(Figure dataset records)
****

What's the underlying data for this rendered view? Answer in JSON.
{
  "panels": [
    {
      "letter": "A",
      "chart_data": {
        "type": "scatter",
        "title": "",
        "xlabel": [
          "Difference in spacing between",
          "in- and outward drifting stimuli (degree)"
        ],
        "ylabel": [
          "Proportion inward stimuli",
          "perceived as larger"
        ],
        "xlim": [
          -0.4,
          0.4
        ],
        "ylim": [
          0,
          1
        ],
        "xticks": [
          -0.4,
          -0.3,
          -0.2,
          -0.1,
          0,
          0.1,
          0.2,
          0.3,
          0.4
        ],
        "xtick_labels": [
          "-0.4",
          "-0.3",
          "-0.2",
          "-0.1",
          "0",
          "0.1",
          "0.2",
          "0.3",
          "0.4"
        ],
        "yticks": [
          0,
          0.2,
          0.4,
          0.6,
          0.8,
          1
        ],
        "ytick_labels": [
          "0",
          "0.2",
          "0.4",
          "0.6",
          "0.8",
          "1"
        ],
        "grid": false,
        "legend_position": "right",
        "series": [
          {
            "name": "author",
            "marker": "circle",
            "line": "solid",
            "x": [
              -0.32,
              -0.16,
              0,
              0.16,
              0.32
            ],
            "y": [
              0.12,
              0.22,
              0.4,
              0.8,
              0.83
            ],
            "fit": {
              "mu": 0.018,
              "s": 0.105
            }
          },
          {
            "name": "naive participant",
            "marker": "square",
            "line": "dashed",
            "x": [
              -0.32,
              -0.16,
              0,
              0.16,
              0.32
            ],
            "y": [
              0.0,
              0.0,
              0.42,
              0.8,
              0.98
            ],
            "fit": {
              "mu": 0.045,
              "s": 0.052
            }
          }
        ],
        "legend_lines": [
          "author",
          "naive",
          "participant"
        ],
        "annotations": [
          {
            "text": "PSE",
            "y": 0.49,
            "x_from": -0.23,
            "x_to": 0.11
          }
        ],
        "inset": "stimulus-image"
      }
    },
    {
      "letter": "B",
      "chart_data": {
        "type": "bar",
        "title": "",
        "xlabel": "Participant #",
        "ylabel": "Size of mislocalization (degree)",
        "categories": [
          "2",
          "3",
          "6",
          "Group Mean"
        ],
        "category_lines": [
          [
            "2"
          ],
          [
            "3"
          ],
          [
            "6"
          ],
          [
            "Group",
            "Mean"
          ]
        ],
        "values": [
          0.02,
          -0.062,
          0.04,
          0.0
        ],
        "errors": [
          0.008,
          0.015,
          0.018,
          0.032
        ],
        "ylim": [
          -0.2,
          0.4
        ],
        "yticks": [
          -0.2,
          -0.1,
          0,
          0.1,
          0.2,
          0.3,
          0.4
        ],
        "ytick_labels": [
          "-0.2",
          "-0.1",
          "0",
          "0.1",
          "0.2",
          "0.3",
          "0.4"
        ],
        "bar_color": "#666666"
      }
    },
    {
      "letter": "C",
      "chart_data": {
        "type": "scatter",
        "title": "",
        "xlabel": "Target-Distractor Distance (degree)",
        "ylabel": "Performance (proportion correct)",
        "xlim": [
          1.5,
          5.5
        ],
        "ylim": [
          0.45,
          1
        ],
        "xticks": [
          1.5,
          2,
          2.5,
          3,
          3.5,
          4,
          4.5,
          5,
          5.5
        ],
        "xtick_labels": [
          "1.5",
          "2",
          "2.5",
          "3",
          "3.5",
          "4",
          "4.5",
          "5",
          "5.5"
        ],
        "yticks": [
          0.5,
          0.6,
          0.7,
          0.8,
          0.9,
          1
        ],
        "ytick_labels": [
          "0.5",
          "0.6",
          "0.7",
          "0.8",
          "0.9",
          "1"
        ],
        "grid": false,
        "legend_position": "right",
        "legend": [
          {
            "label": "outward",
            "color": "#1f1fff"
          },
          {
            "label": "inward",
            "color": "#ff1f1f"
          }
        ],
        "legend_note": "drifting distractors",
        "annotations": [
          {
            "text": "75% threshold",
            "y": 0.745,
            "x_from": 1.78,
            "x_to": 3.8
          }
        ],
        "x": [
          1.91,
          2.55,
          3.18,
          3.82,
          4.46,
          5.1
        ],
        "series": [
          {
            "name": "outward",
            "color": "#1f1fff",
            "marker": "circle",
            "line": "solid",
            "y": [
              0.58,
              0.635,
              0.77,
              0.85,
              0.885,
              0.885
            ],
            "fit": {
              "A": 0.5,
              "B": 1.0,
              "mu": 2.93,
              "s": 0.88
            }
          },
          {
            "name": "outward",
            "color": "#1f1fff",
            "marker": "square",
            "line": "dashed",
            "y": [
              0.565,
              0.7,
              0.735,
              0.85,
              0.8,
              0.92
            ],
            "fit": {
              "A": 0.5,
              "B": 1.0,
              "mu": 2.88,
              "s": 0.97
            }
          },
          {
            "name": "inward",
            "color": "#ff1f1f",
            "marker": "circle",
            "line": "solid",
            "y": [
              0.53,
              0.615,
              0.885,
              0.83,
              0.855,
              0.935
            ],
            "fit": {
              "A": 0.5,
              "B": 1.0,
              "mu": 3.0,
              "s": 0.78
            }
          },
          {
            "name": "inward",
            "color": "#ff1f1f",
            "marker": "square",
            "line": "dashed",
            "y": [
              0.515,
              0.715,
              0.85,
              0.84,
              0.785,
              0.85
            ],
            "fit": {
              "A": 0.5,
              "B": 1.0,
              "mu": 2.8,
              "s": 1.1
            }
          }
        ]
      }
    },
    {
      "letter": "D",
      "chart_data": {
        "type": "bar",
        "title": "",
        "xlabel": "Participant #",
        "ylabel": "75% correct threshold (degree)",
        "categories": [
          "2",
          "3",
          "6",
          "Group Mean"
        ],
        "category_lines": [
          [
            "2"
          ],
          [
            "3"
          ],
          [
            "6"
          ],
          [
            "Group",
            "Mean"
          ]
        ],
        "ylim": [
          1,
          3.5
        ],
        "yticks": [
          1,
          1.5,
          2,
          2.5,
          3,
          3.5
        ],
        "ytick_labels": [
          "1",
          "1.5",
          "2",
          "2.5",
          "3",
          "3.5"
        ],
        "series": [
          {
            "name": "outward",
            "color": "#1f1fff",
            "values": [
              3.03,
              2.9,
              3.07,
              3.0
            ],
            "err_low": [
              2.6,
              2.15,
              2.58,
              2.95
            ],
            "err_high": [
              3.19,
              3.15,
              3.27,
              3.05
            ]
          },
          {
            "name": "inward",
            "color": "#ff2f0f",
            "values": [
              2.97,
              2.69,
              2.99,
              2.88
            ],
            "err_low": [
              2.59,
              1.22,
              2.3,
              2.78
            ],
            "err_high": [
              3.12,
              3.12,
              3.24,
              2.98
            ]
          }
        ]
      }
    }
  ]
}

****

EXERCISE BRIEF: Take every line above carrying "ylabel" and return it.

ANSWER IN FULL:
        "ylabel": [
        "ylabel": "Size of mislocalization (degree)",
        "ylabel": "Performance (proportion correct)",
        "ylabel": "75% correct threshold (degree)",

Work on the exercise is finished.